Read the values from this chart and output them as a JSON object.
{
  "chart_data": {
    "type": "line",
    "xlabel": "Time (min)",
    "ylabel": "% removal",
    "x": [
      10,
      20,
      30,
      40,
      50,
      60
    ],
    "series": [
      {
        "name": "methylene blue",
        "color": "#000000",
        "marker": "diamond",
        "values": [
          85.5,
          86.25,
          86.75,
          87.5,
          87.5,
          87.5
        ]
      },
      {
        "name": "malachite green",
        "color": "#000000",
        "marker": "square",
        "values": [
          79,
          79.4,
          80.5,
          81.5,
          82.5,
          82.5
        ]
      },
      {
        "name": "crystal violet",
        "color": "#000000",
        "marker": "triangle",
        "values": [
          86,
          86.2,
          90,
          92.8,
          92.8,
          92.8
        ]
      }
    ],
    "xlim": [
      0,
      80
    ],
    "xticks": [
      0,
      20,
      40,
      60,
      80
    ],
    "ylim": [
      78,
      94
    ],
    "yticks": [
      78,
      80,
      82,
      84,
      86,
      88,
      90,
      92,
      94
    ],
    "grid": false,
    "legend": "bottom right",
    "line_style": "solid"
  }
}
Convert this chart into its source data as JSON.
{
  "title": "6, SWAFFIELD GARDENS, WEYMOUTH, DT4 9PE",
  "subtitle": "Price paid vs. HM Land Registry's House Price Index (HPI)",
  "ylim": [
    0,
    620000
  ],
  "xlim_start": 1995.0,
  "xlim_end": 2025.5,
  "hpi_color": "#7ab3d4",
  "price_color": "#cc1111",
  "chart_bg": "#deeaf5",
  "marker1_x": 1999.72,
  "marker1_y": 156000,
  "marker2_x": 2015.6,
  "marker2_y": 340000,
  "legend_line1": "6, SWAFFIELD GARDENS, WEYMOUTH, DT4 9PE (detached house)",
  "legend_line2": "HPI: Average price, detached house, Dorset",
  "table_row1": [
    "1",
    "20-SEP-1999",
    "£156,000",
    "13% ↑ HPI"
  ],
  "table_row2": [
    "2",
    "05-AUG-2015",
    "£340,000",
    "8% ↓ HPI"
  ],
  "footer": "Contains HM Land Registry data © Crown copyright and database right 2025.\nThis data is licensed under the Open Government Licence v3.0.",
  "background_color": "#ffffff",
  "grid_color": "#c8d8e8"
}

• OBJECTIVE:
Reproduce every record above exactly as it appears.

• CORRECT ANSWER:
Read the values from this chart and output them as a JSON object.
{
  "chart_data": {
    "type": "line",
    "xlabel": "Time (min)",
    "ylabel": "% removal",
    "x": [
      10,
      20,
      30,
      40,
      50,
      60
    ],
    "series": [
      {
        "name": "methylene blue",
        "color": "#000000",
        "marker": "diamond",
        "values": [
          85.5,
          86.25,
          86.75,
          87.5,
          87.5,
          87.5
        ]
      },
      {
        "name": "malachite green",
        "color": "#000000",
        "marker": "square",
        "values": [
          79,
          79.4,
          80.5,
          81.5,
          82.5,
          82.5
        ]
      },
      {
        "name": "crystal violet",
        "color": "#000000",
        "marker": "triangle",
        "values": [
          86,
          86.2,
          90,
          92.8,
          92.8,
          92.8
        ]
      }
    ],
    "xlim": [
      0,
      80
    ],
    "xticks": [
      0,
      20,
      40,
      60,
      80
    ],
    "ylim": [
      78,
      94
    ],
    "yticks": [
      78,
      80,
      82,
      84,
      86,
      88,
      90,
      92,
      94
    ],
    "grid": false,
    "legend": "bottom right",
    "line_style": "solid"
  }
}
Convert this chart into its source data as JSON.
{
  "title": "6, SWAFFIELD GARDENS, WEYMOUTH, DT4 9PE",
  "subtitle": "Price paid vs. HM Land Registry's House Price Index (HPI)",
  "ylim": [
    0,
    620000
  ],
  "xlim_start": 1995.0,
  "xlim_end": 2025.5,
  "hpi_color": "#7ab3d4",
  "price_color": "#cc1111",
  "chart_bg": "#deeaf5",
  "marker1_x": 1999.72,
  "marker1_y": 156000,
  "marker2_x": 2015.6,
  "marker2_y": 340000,
  "legend_line1": "6, SWAFFIELD GARDENS, WEYMOUTH, DT4 9PE (detached house)",
  "legend_line2": "HPI: Average price, detached house, Dorset",
  "table_row1": [
    "1",
    "20-SEP-1999",
    "£156,000",
    "13% ↑ HPI"
  ],
  "table_row2": [
    "2",
    "05-AUG-2015",
    "£340,000",
    "8% ↓ HPI"
  ],
  "footer": "Contains HM Land Registry data © Crown copyright and database right 2025.\nThis data is licensed under the Open Government Licence v3.0.",
  "background_color": "#ffffff",
  "grid_color": "#c8d8e8"
}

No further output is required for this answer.